### DIRECTIONS FOR THIS TASK
What is the number of lines in the data holding the word "Markets"? Give that number by itself.

### DATASET ROWS
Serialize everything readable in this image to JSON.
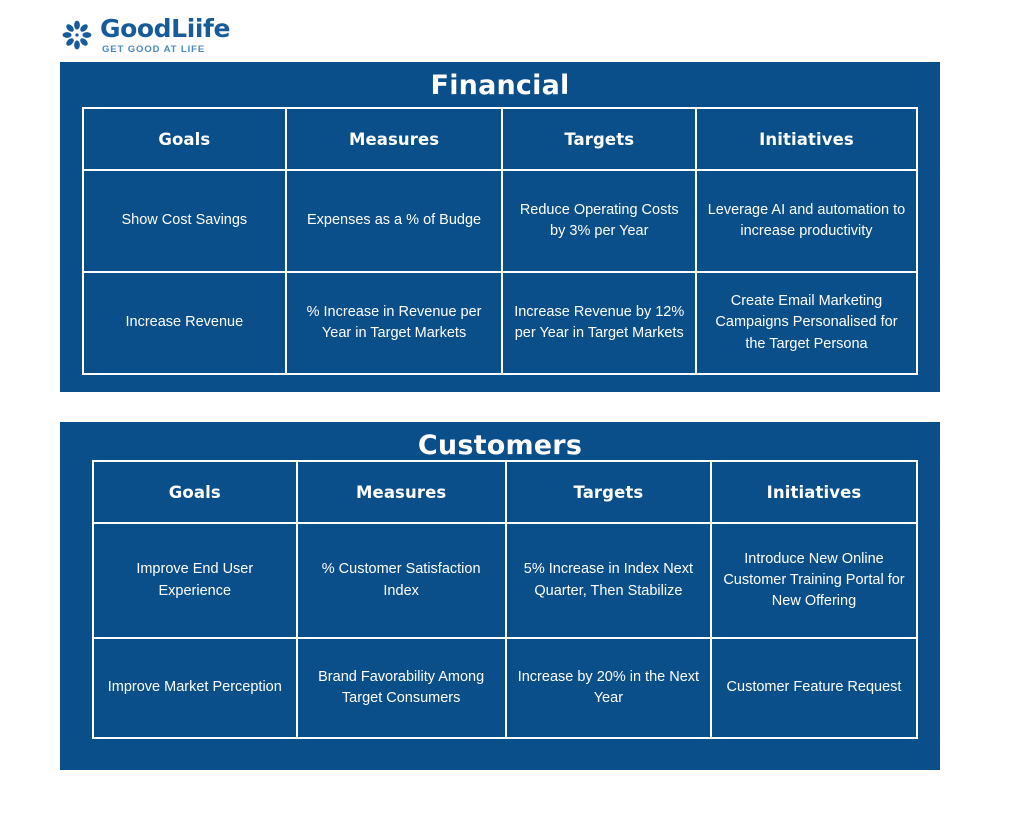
{
  "brand": {
    "icon": "flower-logo-icon",
    "name": "GoodLiife",
    "tagline": "GET GOOD AT LIFE",
    "brand_color": "#175b9c",
    "tagline_color": "#4a89bf"
  },
  "theme": {
    "panel_blue": "#0a4e8a",
    "border_white": "#ffffff",
    "text_white": "#ffffff",
    "page_background": "#ffffff"
  },
  "panels": [
    {
      "id": "financial",
      "title": "Financial",
      "columns": [
        "Goals",
        "Measures",
        "Targets",
        "Initiatives"
      ],
      "rows": [
        {
          "goals": "Show Cost Savings",
          "measures": "Expenses as a % of Budge",
          "targets": "Reduce Operating Costs by 3% per Year",
          "initiatives": "Leverage AI and automation to increase productivity"
        },
        {
          "goals": "Increase Revenue",
          "measures": "% Increase in Revenue per Year in Target Markets",
          "targets": "Increase Revenue by 12% per Year in Target Markets",
          "initiatives": "Create Email Marketing Campaigns Personalised for the Target Persona"
        }
      ]
    },
    {
      "id": "customers",
      "title": "Customers",
      "columns": [
        "Goals",
        "Measures",
        "Targets",
        "Initiatives"
      ],
      "rows": [
        {
          "goals": "Improve End User Experience",
          "measures": "% Customer Satisfaction Index",
          "targets": "5% Increase in Index Next Quarter, Then Stabilize",
          "initiatives": "Introduce New Online Customer Training Portal for New Offering"
        },
        {
          "goals": "Improve Market Perception",
          "measures": "Brand Favorability Among Target Consumers",
          "targets": "Increase by 20% in the Next Year",
          "initiatives": "Customer Feature Request"
        }
      ]
    }
  ]
}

### FINAL ANSWER
2